— DIRECTIONS —
Make an exact copy of all the entries, but do not reproduce the pictures.

**** RECORDS TO PROCESS

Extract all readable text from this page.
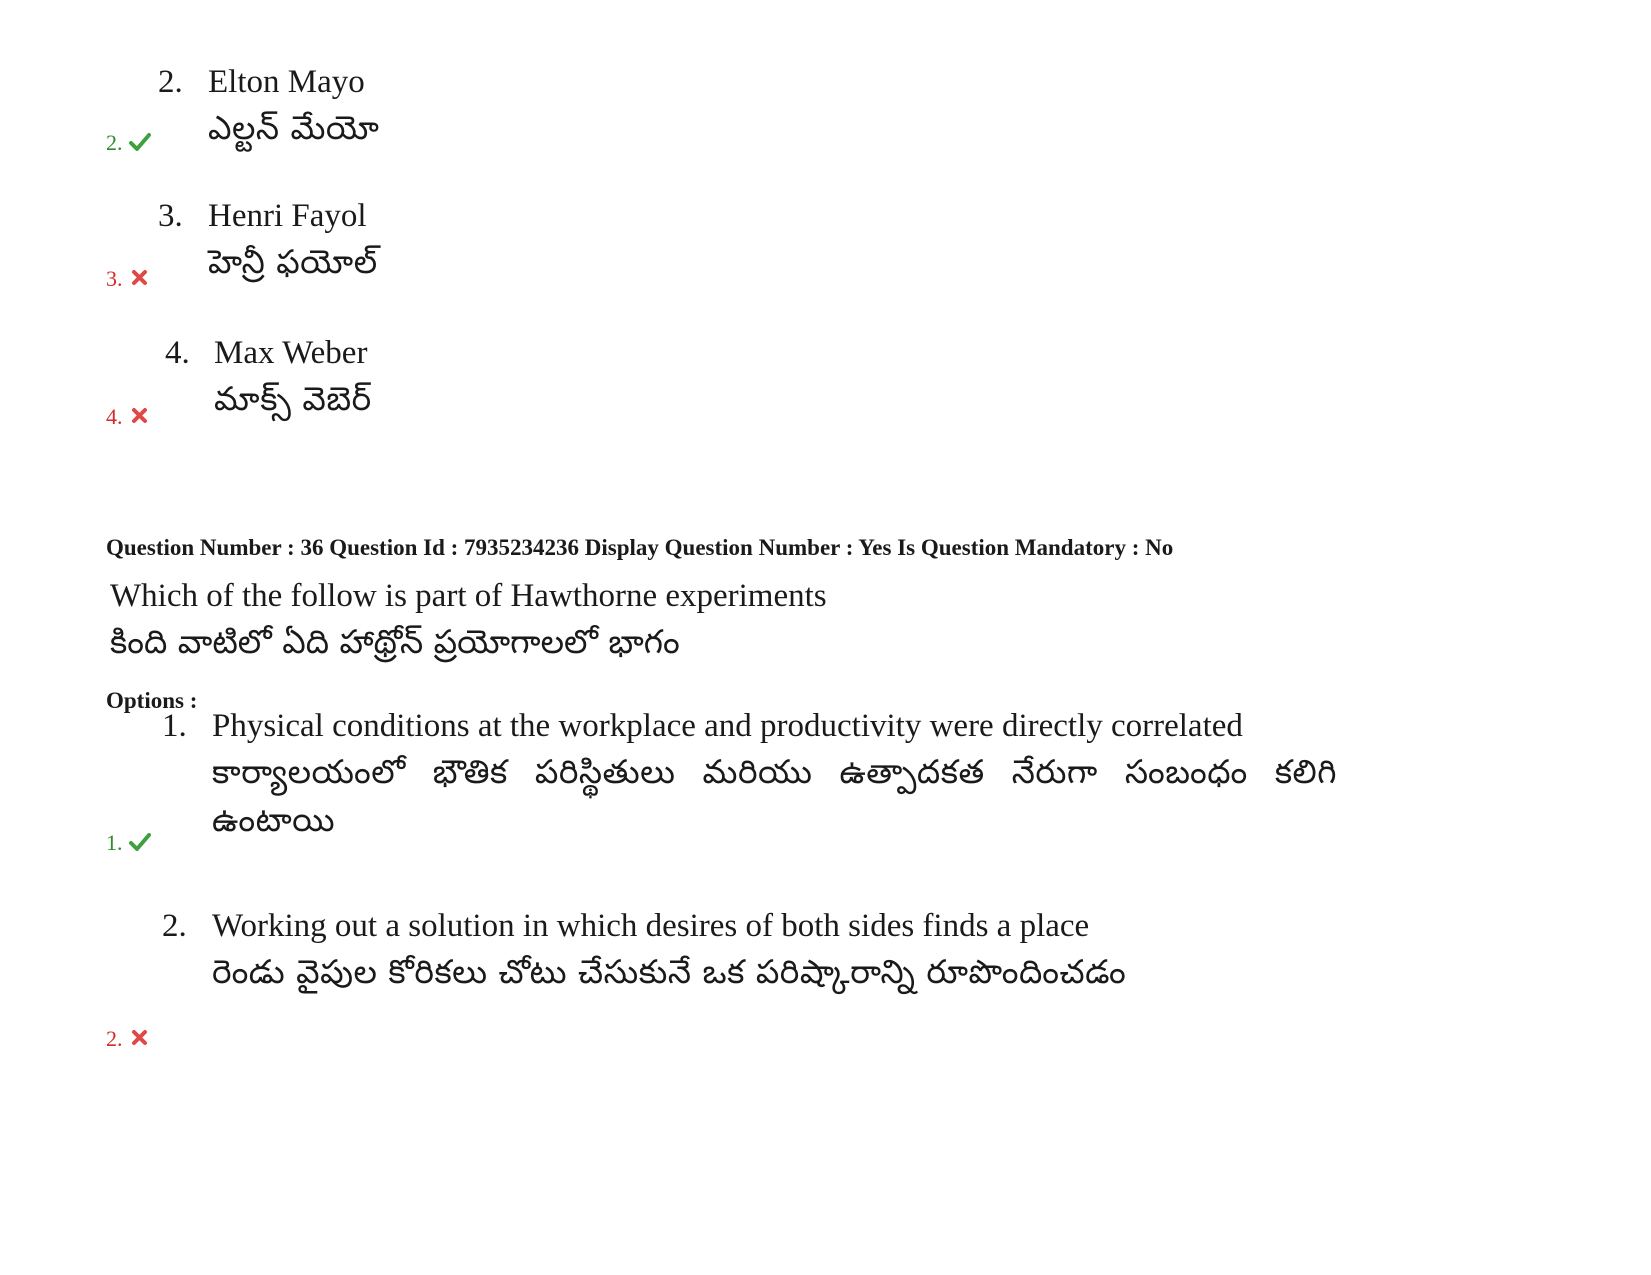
2. Elton Mayo
ఎల్టన్ మేయో
2.
3. Henri Fayol
హెన్రీ ఫయోల్
3.
4. Max Weber
మాక్స్ వెబెర్
4.
Question Number : 36 Question Id : 7935234236 Display Question Number : Yes Is Question Mandatory : No
Which of the follow is part of Hawthorne experiments
కింది వాటిలో ఏది హాథ్రోన్ ప్రయోగాలలో భాగం
Options :
1. Physical conditions at the workplace and productivity were directly correlated
కార్యాలయంలో భౌతిక పరిస్థితులు మరియు ఉత్పాదకత నేరుగా సంబంధం కలిగి ఉంటాయి
1.
2. Working out a solution in which desires of both sides finds a place
రెండు వైపుల కోరికలు చోటు చేసుకునే ఒక పరిష్కారాన్ని రూపొందించడం
2.
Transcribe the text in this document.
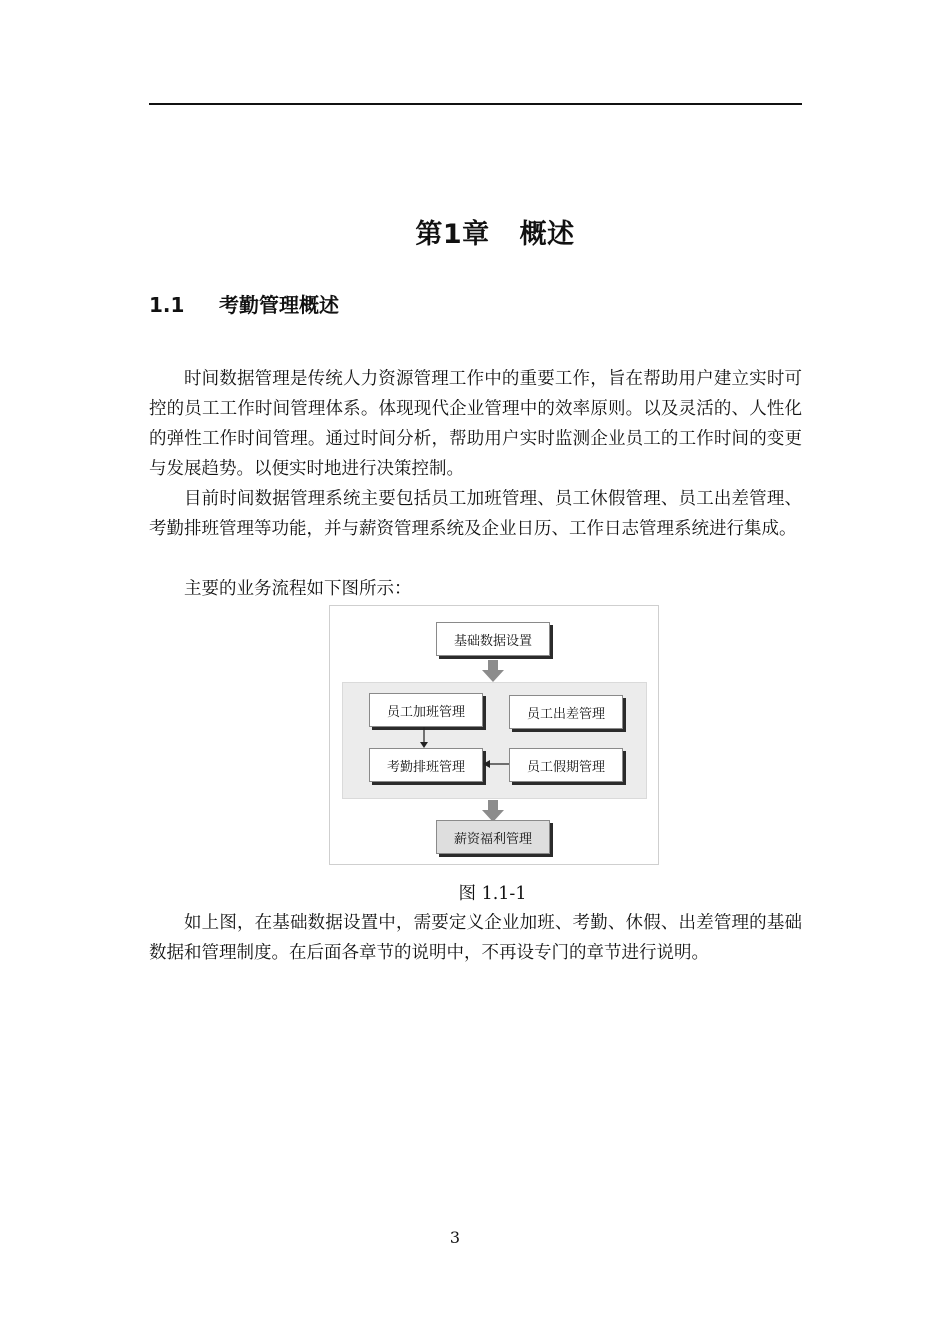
第1章 概述
1.1 考勤管理概述

时间数据管理是传统人力资源管理工作中的重要工作，旨在帮助用户建立实时可控的员工工作时间管理体系。体现现代企业管理中的效率原则。以及灵活的、人性化的弹性工作时间管理。通过时间分析，帮助用户实时监测企业员工的工作时间的变更与发展趋势。以便实时地进行决策控制。

目前时间数据管理系统主要包括员工加班管理、员工休假管理、员工出差管理、考勤排班管理等功能，并与薪资管理系统及企业日历、工作日志管理系统进行集成。

主要的业务流程如下图所示：

基础数据设置
员工加班管理	员工出差管理
考勤排班管理	员工假期管理
薪资福利管理
图 1.1-1

如上图，在基础数据设置中，需要定义企业加班、考勤、休假、出差管理的基础数据和管理制度。在后面各章节的说明中，不再设专门的章节进行说明。

3
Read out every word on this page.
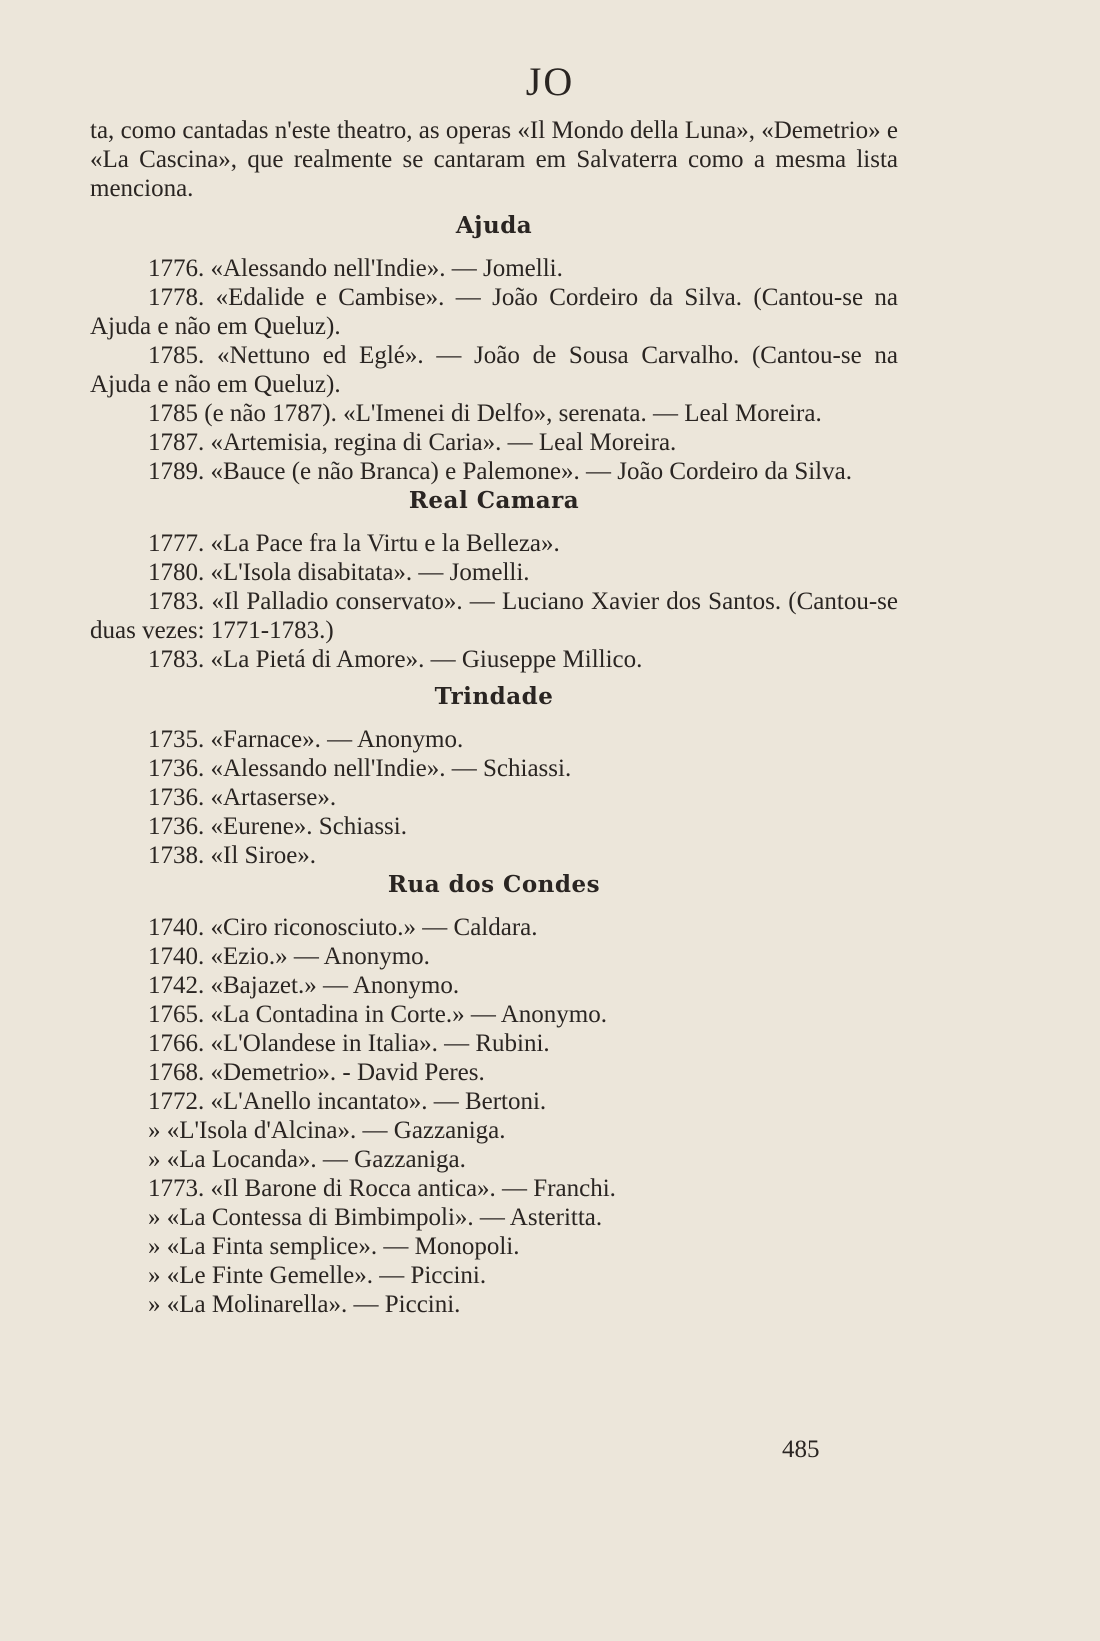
JO

ta, como cantadas n'este theatro, as operas «Il Mondo della Luna», «Demetrio» e «La Cascina», que realmente se cantaram em Salvaterra como a mesma lista menciona.

Ajuda
1776. «Alessando nell'Indie». — Jomelli.
1778. «Edalide e Cambise». — João Cordeiro da Silva. (Cantou-se na Ajuda e não em Queluz).
1785. «Nettuno ed Eglé». — João de Sousa Carvalho. (Cantou-se na Ajuda e não em Queluz).
1785 (e não 1787). «L'Imenei di Delfo», serenata. — Leal Moreira.
1787. «Artemisia, regina di Caria». — Leal Moreira.
1789. «Bauce (e não Branca) e Palemone». — João Cordeiro da Silva.
Real Camara
1777. «La Pace fra la Virtu e la Belleza».
1780. «L'Isola disabitata». — Jomelli.
1783. «Il Palladio conservato». — Luciano Xavier dos Santos. (Cantou-se duas vezes: 1771-1783.)
1783. «La Pietá di Amore». — Giuseppe Millico.
Trindade
1735. «Farnace». — Anonymo.
1736. «Alessando nell'Indie». — Schiassi.
1736. «Artaserse».
1736. «Eurene». Schiassi.
1738. «Il Siroe».
Rua dos Condes
1740. «Ciro riconosciuto.» — Caldara.
1740. «Ezio.» — Anonymo.
1742. «Bajazet.» — Anonymo.
1765. «La Contadina in Corte.» — Anonymo.
1766. «L'Olandese in Italia». — Rubini.
1768. «Demetrio». - David Peres.
1772. «L'Anello incantato». — Bertoni.
» «L'Isola d'Alcina». — Gazzaniga.
» «La Locanda». — Gazzaniga.
1773. «Il Barone di Rocca antica». — Franchi.
» «La Contessa di Bimbimpoli». — Asteritta.
» «La Finta semplice». — Monopoli.
» «Le Finte Gemelle». — Piccini.
» «La Molinarella». — Piccini.
485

********

— SOLUTION TO THE PROBLEM —
Extract all readable text from this page.
2. Elton Mayo
ఎల్టన్ మేయో
2.
3. Henri Fayol
హెన్రీ ఫయోల్
3.
4. Max Weber
మాక్స్ వెబెర్
4.
Question Number : 36 Question Id : 7935234236 Display Question Number : Yes Is Question Mandatory : No
Which of the follow is part of Hawthorne experiments
కింది వాటిలో ఏది హాథ్రోన్ ప్రయోగాలలో భాగం
Options :
1. Physical conditions at the workplace and productivity were directly correlated
కార్యాలయంలో భౌతిక పరిస్థితులు మరియు ఉత్పాదకత నేరుగా సంబంధం కలిగి ఉంటాయి
1.
2. Working out a solution in which desires of both sides finds a place
రెండు వైపుల కోరికలు చోటు చేసుకునే ఒక పరిష్కారాన్ని రూపొందించడం
2.
Transcribe the text in this document.
第1章 概述
1.1 考勤管理概述

时间数据管理是传统人力资源管理工作中的重要工作，旨在帮助用户建立实时可控的员工工作时间管理体系。体现现代企业管理中的效率原则。以及灵活的、人性化的弹性工作时间管理。通过时间分析，帮助用户实时监测企业员工的工作时间的变更与发展趋势。以便实时地进行决策控制。

目前时间数据管理系统主要包括员工加班管理、员工休假管理、员工出差管理、考勤排班管理等功能，并与薪资管理系统及企业日历、工作日志管理系统进行集成。

主要的业务流程如下图所示：

基础数据设置
员工加班管理	员工出差管理
考勤排班管理	员工假期管理
薪资福利管理
图 1.1-1

如上图，在基础数据设置中，需要定义企业加班、考勤、休假、出差管理的基础数据和管理制度。在后面各章节的说明中，不再设专门的章节进行说明。

3
Read out every word on this page.
JO

ta, como cantadas n'este theatro, as operas «Il Mondo della Luna», «Demetrio» e «La Cascina», que realmente se cantaram em Salvaterra como a mesma lista menciona.

Ajuda
1776. «Alessando nell'Indie». — Jomelli.
1778. «Edalide e Cambise». — João Cordeiro da Silva. (Cantou-se na Ajuda e não em Queluz).
1785. «Nettuno ed Eglé». — João de Sousa Carvalho. (Cantou-se na Ajuda e não em Queluz).
1785 (e não 1787). «L'Imenei di Delfo», serenata. — Leal Moreira.
1787. «Artemisia, regina di Caria». — Leal Moreira.
1789. «Bauce (e não Branca) e Palemone». — João Cordeiro da Silva.
Real Camara
1777. «La Pace fra la Virtu e la Belleza».
1780. «L'Isola disabitata». — Jomelli.
1783. «Il Palladio conservato». — Luciano Xavier dos Santos. (Cantou-se duas vezes: 1771-1783.)
1783. «La Pietá di Amore». — Giuseppe Millico.
Trindade
1735. «Farnace». — Anonymo.
1736. «Alessando nell'Indie». — Schiassi.
1736. «Artaserse».
1736. «Eurene». Schiassi.
1738. «Il Siroe».
Rua dos Condes
1740. «Ciro riconosciuto.» — Caldara.
1740. «Ezio.» — Anonymo.
1742. «Bajazet.» — Anonymo.
1765. «La Contadina in Corte.» — Anonymo.
1766. «L'Olandese in Italia». — Rubini.
1768. «Demetrio». - David Peres.
1772. «L'Anello incantato». — Bertoni.
» «L'Isola d'Alcina». — Gazzaniga.
» «La Locanda». — Gazzaniga.
1773. «Il Barone di Rocca antica». — Franchi.
» «La Contessa di Bimbimpoli». — Asteritta.
» «La Finta semplice». — Monopoli.
» «Le Finte Gemelle». — Piccini.
» «La Molinarella». — Piccini.
485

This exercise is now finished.